Directions:
Starting at the line that holds "Serialize everything readable", copy every line exactly through the end of the data, and no others.

Provided records:
::::
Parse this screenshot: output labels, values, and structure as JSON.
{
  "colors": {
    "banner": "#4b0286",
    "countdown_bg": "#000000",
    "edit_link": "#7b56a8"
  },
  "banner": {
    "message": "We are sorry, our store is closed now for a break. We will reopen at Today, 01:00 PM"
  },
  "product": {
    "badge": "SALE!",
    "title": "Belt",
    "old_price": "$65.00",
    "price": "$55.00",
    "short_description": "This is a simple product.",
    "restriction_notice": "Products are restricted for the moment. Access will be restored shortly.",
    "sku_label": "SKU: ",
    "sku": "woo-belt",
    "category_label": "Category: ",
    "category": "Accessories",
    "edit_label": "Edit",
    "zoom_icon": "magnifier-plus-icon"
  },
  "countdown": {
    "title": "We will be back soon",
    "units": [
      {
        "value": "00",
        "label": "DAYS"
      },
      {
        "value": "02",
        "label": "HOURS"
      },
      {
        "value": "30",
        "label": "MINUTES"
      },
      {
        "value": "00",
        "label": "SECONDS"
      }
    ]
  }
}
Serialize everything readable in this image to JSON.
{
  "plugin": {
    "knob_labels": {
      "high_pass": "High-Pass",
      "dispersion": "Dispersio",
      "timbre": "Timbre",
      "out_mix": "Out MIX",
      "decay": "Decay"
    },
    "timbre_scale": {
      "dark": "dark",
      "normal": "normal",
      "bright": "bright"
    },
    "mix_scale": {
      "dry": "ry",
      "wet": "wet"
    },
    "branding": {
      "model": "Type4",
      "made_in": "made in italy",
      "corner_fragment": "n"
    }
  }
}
::::
Answer below:
Serialize everything readable in this image to JSON.
{
  "plugin": {
    "knob_labels": {
      "high_pass": "High-Pass",
      "dispersion": "Dispersio",
      "timbre": "Timbre",
      "out_mix": "Out MIX",
      "decay": "Decay"
    },
    "timbre_scale": {
      "dark": "dark",
      "normal": "normal",
      "bright": "bright"
    },
    "mix_scale": {
      "dry": "ry",
      "wet": "wet"
    },
    "branding": {
      "model": "Type4",
      "made_in": "made in italy",
      "corner_fragment": "n"
    }
  }
}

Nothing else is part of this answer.